Data records =
==============================

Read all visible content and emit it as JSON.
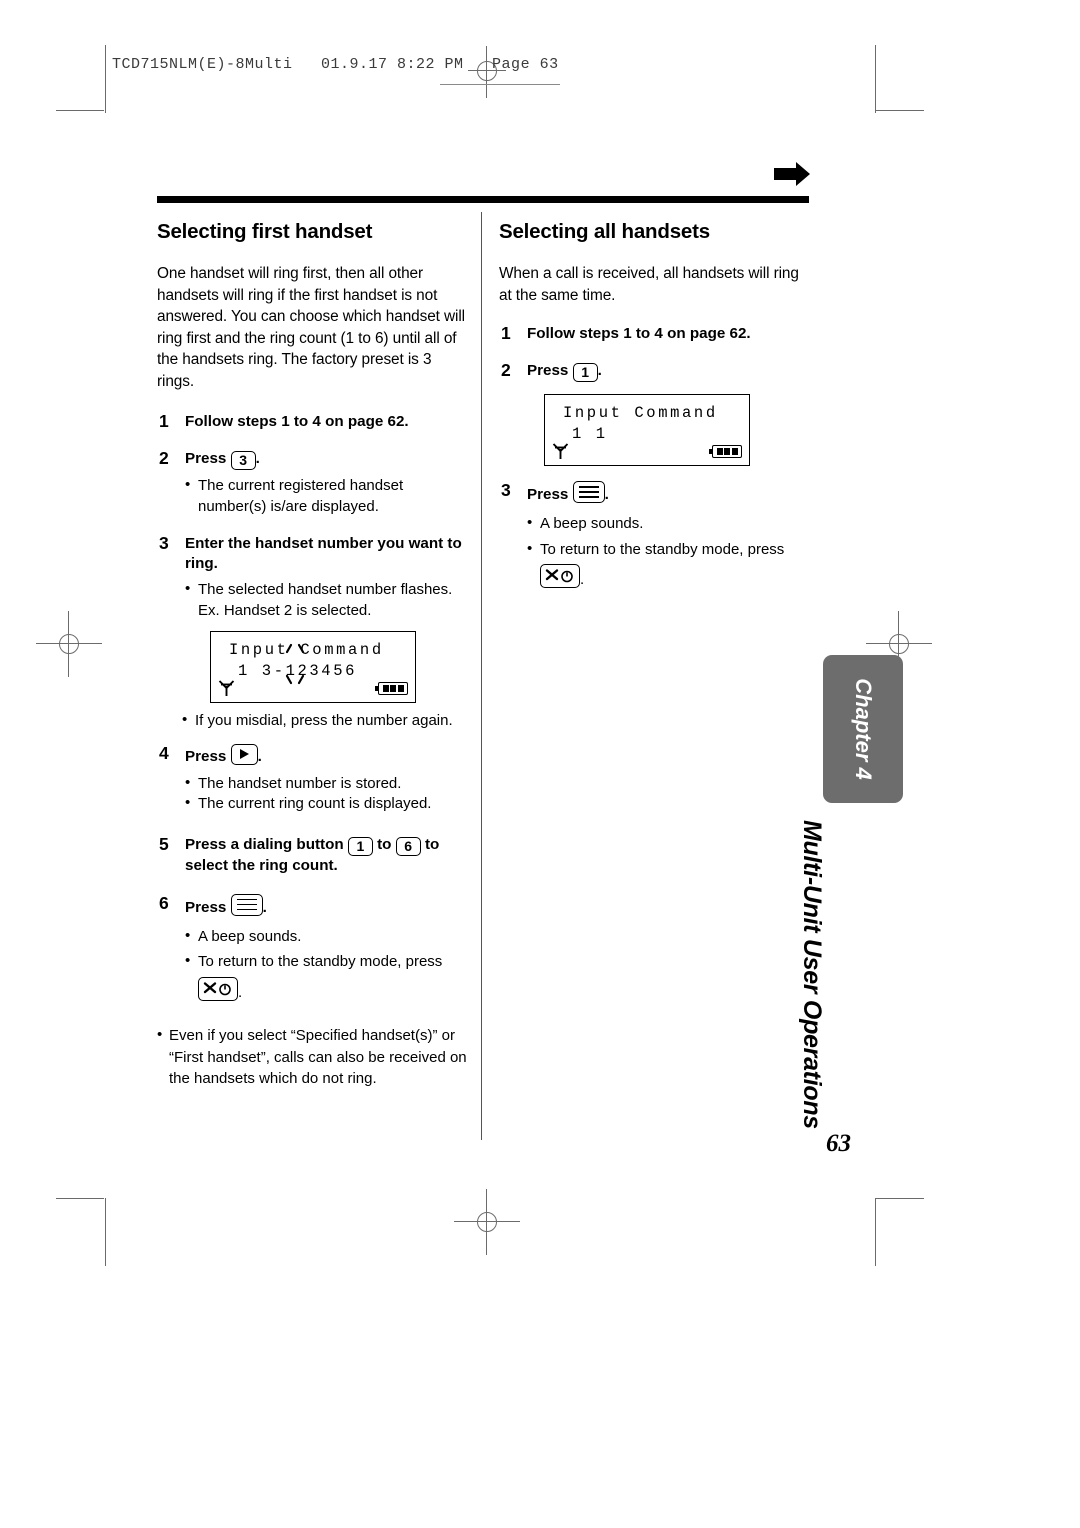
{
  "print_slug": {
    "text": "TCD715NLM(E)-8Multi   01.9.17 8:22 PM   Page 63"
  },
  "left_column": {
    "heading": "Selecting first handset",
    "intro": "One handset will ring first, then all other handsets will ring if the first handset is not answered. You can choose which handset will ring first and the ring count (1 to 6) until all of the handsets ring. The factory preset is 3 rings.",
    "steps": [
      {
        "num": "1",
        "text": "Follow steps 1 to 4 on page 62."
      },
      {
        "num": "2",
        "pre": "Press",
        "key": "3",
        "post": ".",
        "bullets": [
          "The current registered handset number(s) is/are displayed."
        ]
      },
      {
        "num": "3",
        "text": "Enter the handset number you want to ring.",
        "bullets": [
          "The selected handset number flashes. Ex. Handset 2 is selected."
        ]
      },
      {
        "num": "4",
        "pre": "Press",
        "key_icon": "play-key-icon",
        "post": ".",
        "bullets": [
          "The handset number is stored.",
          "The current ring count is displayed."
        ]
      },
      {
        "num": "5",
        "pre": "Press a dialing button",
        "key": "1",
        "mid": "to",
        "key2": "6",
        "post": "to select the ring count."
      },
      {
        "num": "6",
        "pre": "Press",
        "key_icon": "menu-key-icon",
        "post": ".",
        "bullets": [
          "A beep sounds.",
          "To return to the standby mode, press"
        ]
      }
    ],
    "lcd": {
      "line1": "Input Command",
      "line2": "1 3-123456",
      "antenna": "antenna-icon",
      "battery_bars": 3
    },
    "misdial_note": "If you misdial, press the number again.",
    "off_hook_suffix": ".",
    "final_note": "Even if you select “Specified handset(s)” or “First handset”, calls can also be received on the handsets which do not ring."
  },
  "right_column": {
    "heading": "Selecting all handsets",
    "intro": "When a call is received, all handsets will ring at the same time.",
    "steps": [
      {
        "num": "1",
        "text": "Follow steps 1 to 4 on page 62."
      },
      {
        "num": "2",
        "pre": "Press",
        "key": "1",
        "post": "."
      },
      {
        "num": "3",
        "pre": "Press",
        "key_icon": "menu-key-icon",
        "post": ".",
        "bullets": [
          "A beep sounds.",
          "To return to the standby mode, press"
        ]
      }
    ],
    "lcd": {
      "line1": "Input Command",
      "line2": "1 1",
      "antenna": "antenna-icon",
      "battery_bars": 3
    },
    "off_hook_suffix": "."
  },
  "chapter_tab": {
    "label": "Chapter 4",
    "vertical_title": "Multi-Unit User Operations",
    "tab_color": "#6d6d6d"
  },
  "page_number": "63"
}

==============================

Prompt = From the listing above, pick out each line where the word "heading" appears.

Written answer =
    "heading": "Selecting first handset",
    "heading": "Selecting all handsets",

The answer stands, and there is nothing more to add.